Images must not appear in your copy; reproduce every other part of the records exactly.

[Data items]
· · · · · · ·
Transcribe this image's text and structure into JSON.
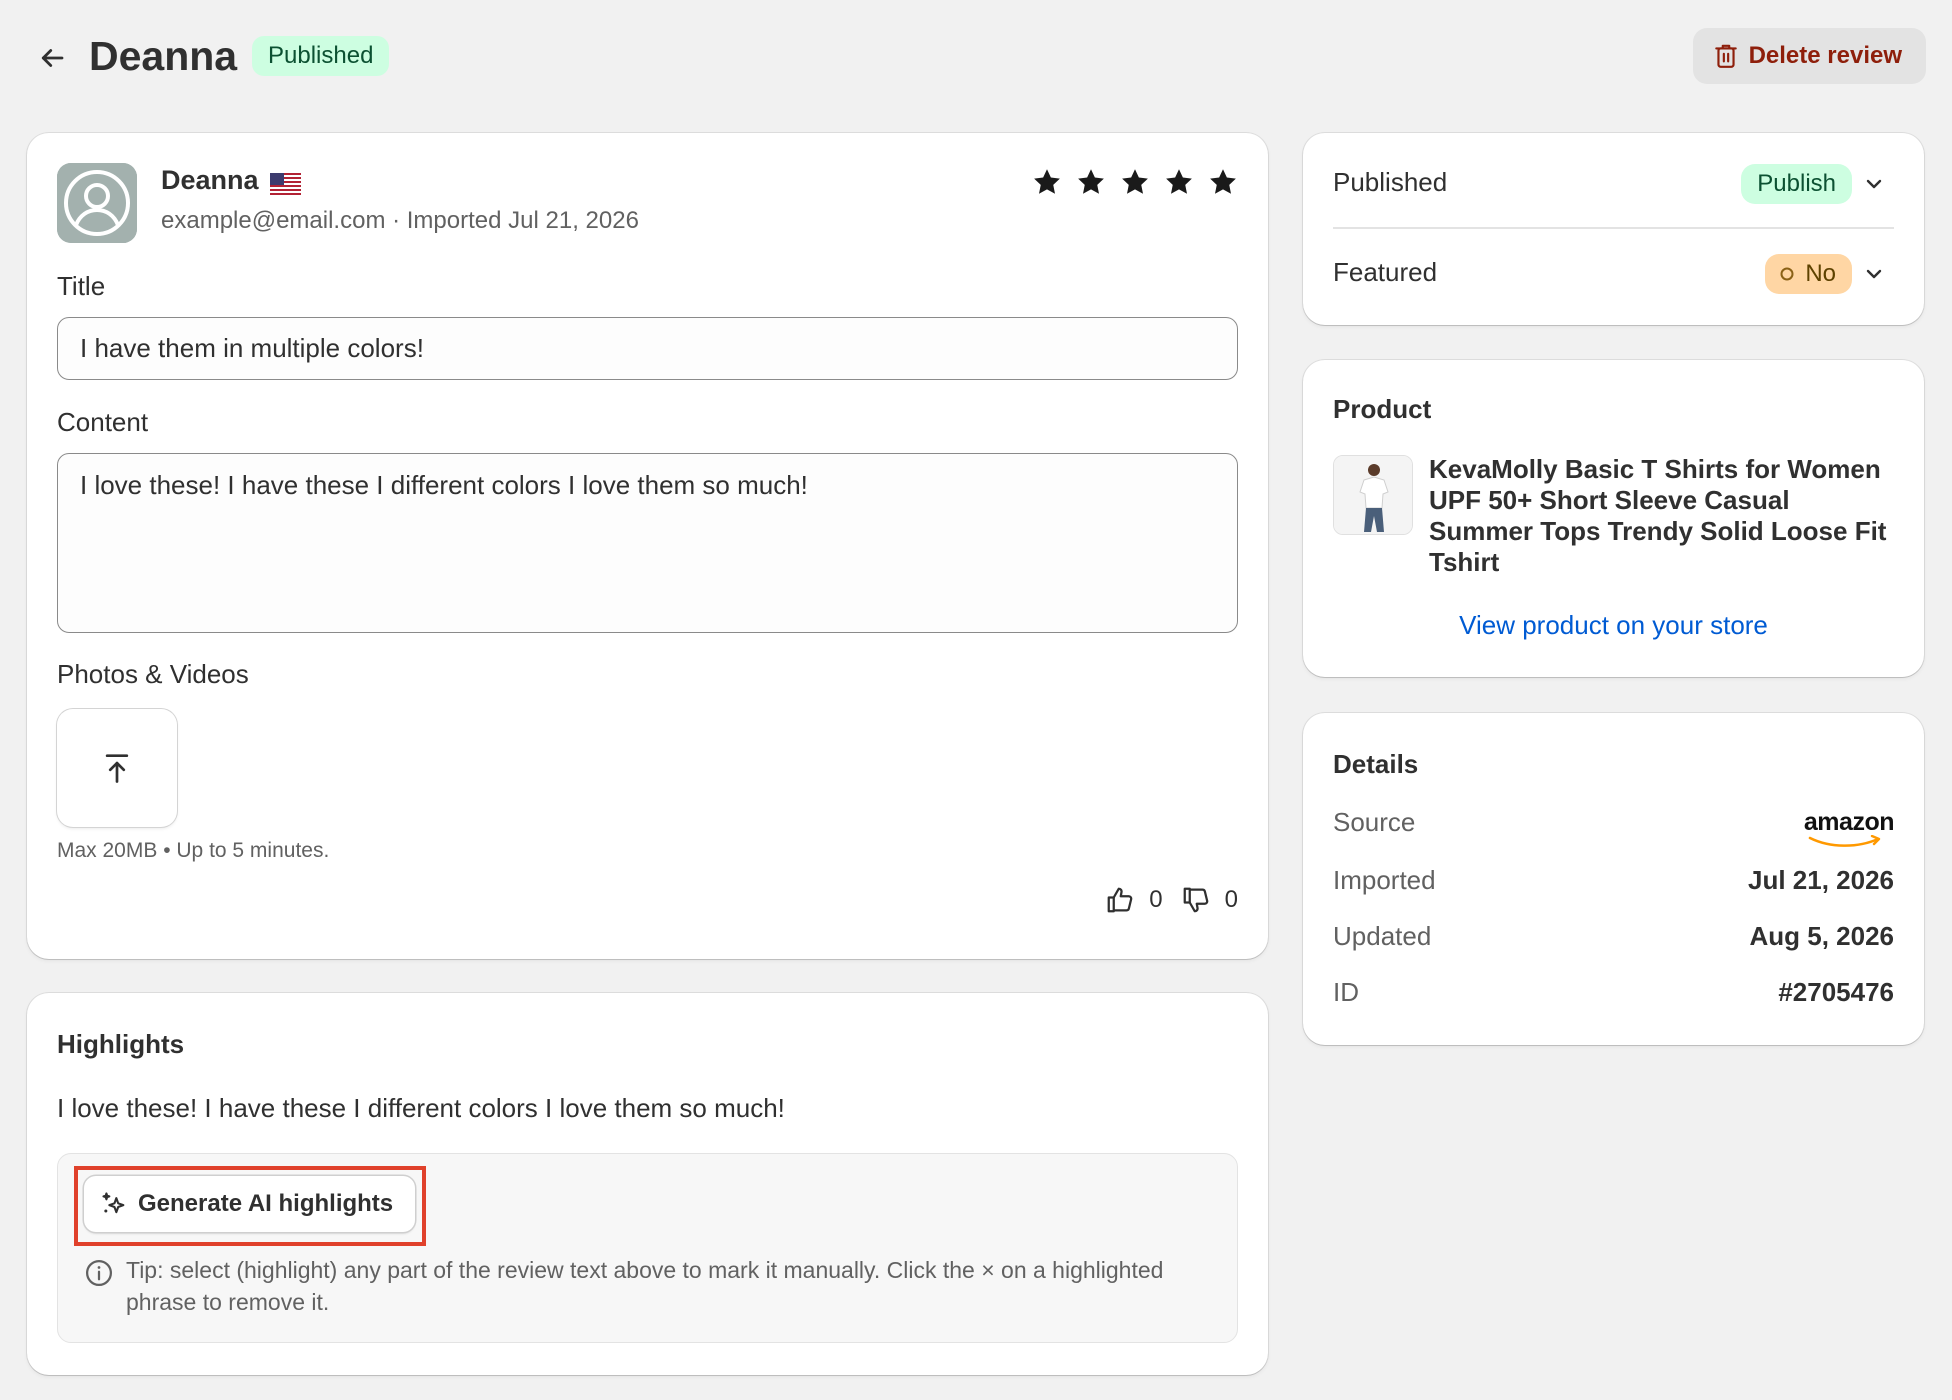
{
  "header": {
    "title": "Deanna",
    "status_badge": "Published",
    "delete_label": "Delete review"
  },
  "review": {
    "reviewer_name": "Deanna",
    "reviewer_meta": "example@email.com · Imported Jul 21, 2026",
    "rating": 5,
    "title_label": "Title",
    "title_value": "I have them in multiple colors!",
    "content_label": "Content",
    "content_value": "I love these! I have these I different colors I love them so much!",
    "media_label": "Photos & Videos",
    "media_hint": "Max 20MB • Up to 5 minutes.",
    "upvotes": "0",
    "downvotes": "0"
  },
  "highlights": {
    "heading": "Highlights",
    "text": "I love these! I have these I different colors I love them so much!",
    "ai_button": "Generate AI highlights",
    "tip": "Tip: select (highlight) any part of the review text above to mark it manually. Click the × on a highlighted phrase to remove it."
  },
  "status": {
    "published_label": "Published",
    "published_value": "Publish",
    "featured_label": "Featured",
    "featured_value": "No"
  },
  "product": {
    "heading": "Product",
    "name": "KevaMolly Basic T Shirts for Women UPF 50+ Short Sleeve Casual Summer Tops Trendy Solid Loose Fit Tshirt",
    "link": "View product on your store"
  },
  "details": {
    "heading": "Details",
    "source_label": "Source",
    "source_value": "amazon",
    "imported_label": "Imported",
    "imported_value": "Jul 21, 2026",
    "updated_label": "Updated",
    "updated_value": "Aug 5, 2026",
    "id_label": "ID",
    "id_value": "#2705476"
  },
  "colors": {
    "page_bg": "#f1f1f1",
    "success_bg": "#cdfee1",
    "success_text": "#0c5132",
    "warning_bg": "#ffd6a4",
    "critical_text": "#8e1f0b",
    "link": "#005bd3",
    "focus_outline": "#e0412b"
  },
  "icons": {
    "back": "arrow-left-icon",
    "delete": "trash-icon",
    "star": "star-icon",
    "upload": "upload-icon",
    "thumbs_up": "thumbs-up-icon",
    "thumbs_down": "thumbs-down-icon",
    "ai": "sparkle-icon",
    "info": "info-icon",
    "chevron": "chevron-down-icon"
  }
}
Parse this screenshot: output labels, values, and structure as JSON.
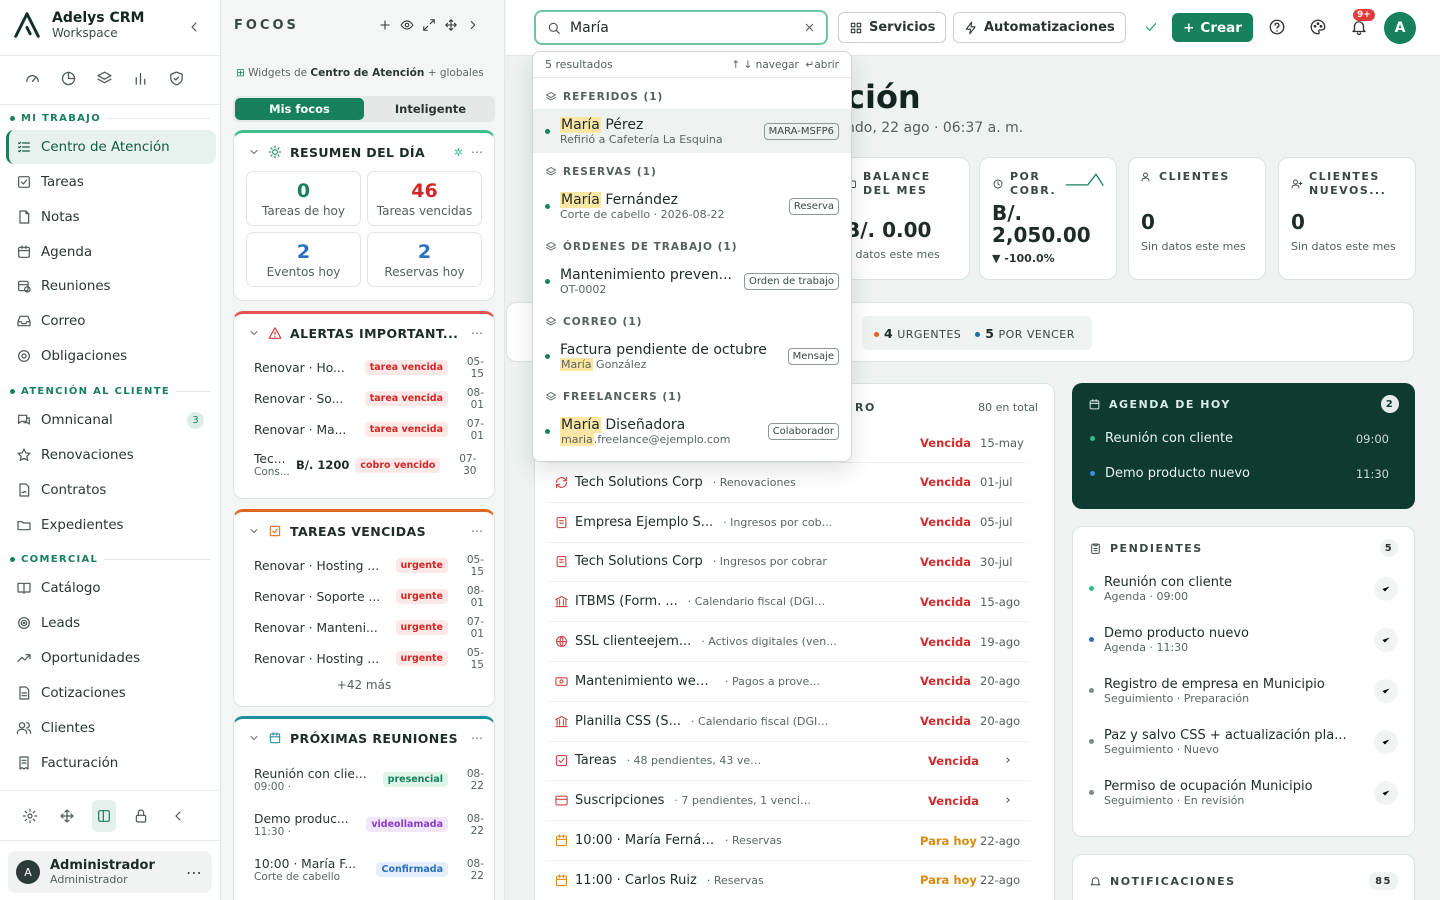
· · · · · · ·
## [THE COMPLETED TASK]
Transcribe this image's text and structure into JSON.
{
  "header": {
    "title": "Deanna",
    "status_badge": "Published",
    "delete_label": "Delete review"
  },
  "review": {
    "reviewer_name": "Deanna",
    "reviewer_meta": "example@email.com · Imported Jul 21, 2026",
    "rating": 5,
    "title_label": "Title",
    "title_value": "I have them in multiple colors!",
    "content_label": "Content",
    "content_value": "I love these! I have these I different colors I love them so much!",
    "media_label": "Photos & Videos",
    "media_hint": "Max 20MB • Up to 5 minutes.",
    "upvotes": "0",
    "downvotes": "0"
  },
  "highlights": {
    "heading": "Highlights",
    "text": "I love these! I have these I different colors I love them so much!",
    "ai_button": "Generate AI highlights",
    "tip": "Tip: select (highlight) any part of the review text above to mark it manually. Click the × on a highlighted phrase to remove it."
  },
  "status": {
    "published_label": "Published",
    "published_value": "Publish",
    "featured_label": "Featured",
    "featured_value": "No"
  },
  "product": {
    "heading": "Product",
    "name": "KevaMolly Basic T Shirts for Women UPF 50+ Short Sleeve Casual Summer Tops Trendy Solid Loose Fit Tshirt",
    "link": "View product on your store"
  },
  "details": {
    "heading": "Details",
    "source_label": "Source",
    "source_value": "amazon",
    "imported_label": "Imported",
    "imported_value": "Jul 21, 2026",
    "updated_label": "Updated",
    "updated_value": "Aug 5, 2026",
    "id_label": "ID",
    "id_value": "#2705476"
  },
  "colors": {
    "page_bg": "#f1f1f1",
    "success_bg": "#cdfee1",
    "success_text": "#0c5132",
    "warning_bg": "#ffd6a4",
    "critical_text": "#8e1f0b",
    "link": "#005bd3",
    "focus_outline": "#e0412b"
  },
  "icons": {
    "back": "arrow-left-icon",
    "delete": "trash-icon",
    "star": "star-icon",
    "upload": "upload-icon",
    "thumbs_up": "thumbs-up-icon",
    "thumbs_down": "thumbs-down-icon",
    "ai": "sparkle-icon",
    "info": "info-icon",
    "chevron": "chevron-down-icon"
  }
}
Parse this screenshot: output labels, values, and structure as JSON.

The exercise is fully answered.